CHALLENGE:
Each line that holds the word "title" counts once; give the total for the records below and nothing else.

[Data entries for graphics]
------------------------------------

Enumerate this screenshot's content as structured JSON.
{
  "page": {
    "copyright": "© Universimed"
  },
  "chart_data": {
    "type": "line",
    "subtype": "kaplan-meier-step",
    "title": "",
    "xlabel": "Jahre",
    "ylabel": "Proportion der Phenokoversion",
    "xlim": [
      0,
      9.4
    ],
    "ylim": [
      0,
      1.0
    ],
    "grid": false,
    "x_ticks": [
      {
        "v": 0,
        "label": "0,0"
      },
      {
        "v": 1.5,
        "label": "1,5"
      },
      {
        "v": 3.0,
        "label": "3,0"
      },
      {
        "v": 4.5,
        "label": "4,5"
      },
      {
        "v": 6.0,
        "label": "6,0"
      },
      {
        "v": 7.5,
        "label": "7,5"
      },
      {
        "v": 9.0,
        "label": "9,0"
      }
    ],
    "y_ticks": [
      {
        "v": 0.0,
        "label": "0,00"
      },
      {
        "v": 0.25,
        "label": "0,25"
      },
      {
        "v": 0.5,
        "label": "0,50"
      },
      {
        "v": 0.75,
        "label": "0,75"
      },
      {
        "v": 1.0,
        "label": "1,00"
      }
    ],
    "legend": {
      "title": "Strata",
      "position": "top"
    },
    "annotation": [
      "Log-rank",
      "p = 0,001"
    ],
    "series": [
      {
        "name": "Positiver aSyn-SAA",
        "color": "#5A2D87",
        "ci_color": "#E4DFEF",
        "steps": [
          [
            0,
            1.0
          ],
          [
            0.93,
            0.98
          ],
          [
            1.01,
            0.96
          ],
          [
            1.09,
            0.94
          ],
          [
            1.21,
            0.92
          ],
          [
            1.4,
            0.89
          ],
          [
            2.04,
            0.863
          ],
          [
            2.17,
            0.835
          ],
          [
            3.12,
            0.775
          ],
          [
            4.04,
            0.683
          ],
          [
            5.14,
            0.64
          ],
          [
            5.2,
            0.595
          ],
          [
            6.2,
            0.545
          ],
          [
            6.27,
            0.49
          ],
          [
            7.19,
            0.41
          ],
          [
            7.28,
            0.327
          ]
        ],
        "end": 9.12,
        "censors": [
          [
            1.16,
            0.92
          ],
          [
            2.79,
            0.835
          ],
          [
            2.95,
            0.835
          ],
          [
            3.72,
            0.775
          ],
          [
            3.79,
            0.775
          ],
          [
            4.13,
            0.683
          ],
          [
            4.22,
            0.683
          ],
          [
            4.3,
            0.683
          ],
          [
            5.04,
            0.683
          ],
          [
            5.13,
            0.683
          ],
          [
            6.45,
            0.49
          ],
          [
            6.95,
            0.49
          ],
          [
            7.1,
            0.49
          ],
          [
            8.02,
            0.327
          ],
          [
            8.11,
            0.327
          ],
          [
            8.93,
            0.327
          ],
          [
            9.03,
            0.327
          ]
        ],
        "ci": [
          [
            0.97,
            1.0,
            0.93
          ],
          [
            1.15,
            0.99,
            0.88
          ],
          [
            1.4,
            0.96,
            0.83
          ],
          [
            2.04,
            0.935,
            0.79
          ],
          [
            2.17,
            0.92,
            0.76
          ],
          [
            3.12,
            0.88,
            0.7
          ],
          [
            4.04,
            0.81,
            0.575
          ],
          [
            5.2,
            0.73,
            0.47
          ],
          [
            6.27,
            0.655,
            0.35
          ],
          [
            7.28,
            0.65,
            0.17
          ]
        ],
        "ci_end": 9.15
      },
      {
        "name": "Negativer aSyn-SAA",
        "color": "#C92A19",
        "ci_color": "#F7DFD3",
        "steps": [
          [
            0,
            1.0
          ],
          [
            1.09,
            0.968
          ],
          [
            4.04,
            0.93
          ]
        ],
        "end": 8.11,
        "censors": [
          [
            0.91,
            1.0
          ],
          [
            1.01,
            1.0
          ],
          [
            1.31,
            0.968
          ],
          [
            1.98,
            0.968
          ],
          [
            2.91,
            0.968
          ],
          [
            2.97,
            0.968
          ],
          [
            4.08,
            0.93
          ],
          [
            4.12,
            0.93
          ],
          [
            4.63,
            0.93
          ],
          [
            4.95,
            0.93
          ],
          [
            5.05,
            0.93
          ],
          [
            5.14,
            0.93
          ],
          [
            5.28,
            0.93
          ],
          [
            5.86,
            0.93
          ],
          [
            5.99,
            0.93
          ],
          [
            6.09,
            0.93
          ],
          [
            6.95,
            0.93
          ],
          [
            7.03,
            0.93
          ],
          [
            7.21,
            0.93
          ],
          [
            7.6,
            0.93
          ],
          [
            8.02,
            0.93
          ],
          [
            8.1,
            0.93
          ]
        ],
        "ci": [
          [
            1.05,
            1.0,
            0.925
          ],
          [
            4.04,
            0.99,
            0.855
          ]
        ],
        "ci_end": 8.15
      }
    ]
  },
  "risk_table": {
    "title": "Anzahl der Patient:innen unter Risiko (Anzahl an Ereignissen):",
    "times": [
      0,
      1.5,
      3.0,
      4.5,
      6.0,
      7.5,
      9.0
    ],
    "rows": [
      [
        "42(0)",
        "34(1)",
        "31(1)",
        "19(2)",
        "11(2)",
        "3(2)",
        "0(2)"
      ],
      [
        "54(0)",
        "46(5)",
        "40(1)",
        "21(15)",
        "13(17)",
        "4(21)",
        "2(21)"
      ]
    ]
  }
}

------------------------------------

WRITTEN ANSWER:
3